PROBLEM DESCRIPTION:
Reproduce each line of the material exactly, minus any picture.

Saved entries
## BEGIN

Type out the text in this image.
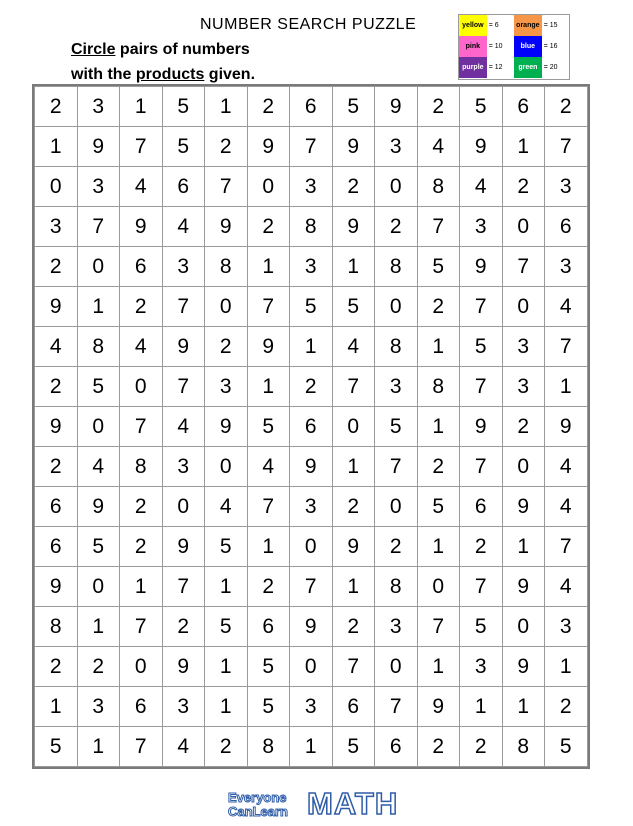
NUMBER SEARCH PUZZLE
Circle pairs of numbers
with the products given.
yellow	= 6	orange	= 15
pink	= 10	blue	= 16
purple	= 12	green	= 20
2	3	1	5	1	2	6	5	9	2	5	6	2
1	9	7	5	2	9	7	9	3	4	9	1	7
0	3	4	6	7	0	3	2	0	8	4	2	3
3	7	9	4	9	2	8	9	2	7	3	0	6
2	0	6	3	8	1	3	1	8	5	9	7	3
9	1	2	7	0	7	5	5	0	2	7	0	4
4	8	4	9	2	9	1	4	8	1	5	3	7
2	5	0	7	3	1	2	7	3	8	7	3	1
9	0	7	4	9	5	6	0	5	1	9	2	9
2	4	8	3	0	4	9	1	7	2	7	0	4
6	9	2	0	4	7	3	2	0	5	6	9	4
6	5	2	9	5	1	0	9	2	1	2	1	7
9	0	1	7	1	2	7	1	8	0	7	9	4
8	1	7	2	5	6	9	2	3	7	5	0	3
2	2	0	9	1	5	0	7	0	1	3	9	1
1	3	6	3	1	5	3	6	7	9	1	1	2
5	1	7	4	2	8	1	5	6	2	2	8	5
Everyone
CanLearn MATH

## END

EXPECTED OUTPUT:
Type out the text in this image.
NUMBER SEARCH PUZZLE
Circle pairs of numbers
with the products given.
yellow	= 6	orange	= 15
pink	= 10	blue	= 16
purple	= 12	green	= 20
2	3	1	5	1	2	6	5	9	2	5	6	2
1	9	7	5	2	9	7	9	3	4	9	1	7
0	3	4	6	7	0	3	2	0	8	4	2	3
3	7	9	4	9	2	8	9	2	7	3	0	6
2	0	6	3	8	1	3	1	8	5	9	7	3
9	1	2	7	0	7	5	5	0	2	7	0	4
4	8	4	9	2	9	1	4	8	1	5	3	7
2	5	0	7	3	1	2	7	3	8	7	3	1
9	0	7	4	9	5	6	0	5	1	9	2	9
2	4	8	3	0	4	9	1	7	2	7	0	4
6	9	2	0	4	7	3	2	0	5	6	9	4
6	5	2	9	5	1	0	9	2	1	2	1	7
9	0	1	7	1	2	7	1	8	0	7	9	4
8	1	7	2	5	6	9	2	3	7	5	0	3
2	2	0	9	1	5	0	7	0	1	3	9	1
1	3	6	3	1	5	3	6	7	9	1	1	2
5	1	7	4	2	8	1	5	6	2	2	8	5
Everyone
CanLearn MATH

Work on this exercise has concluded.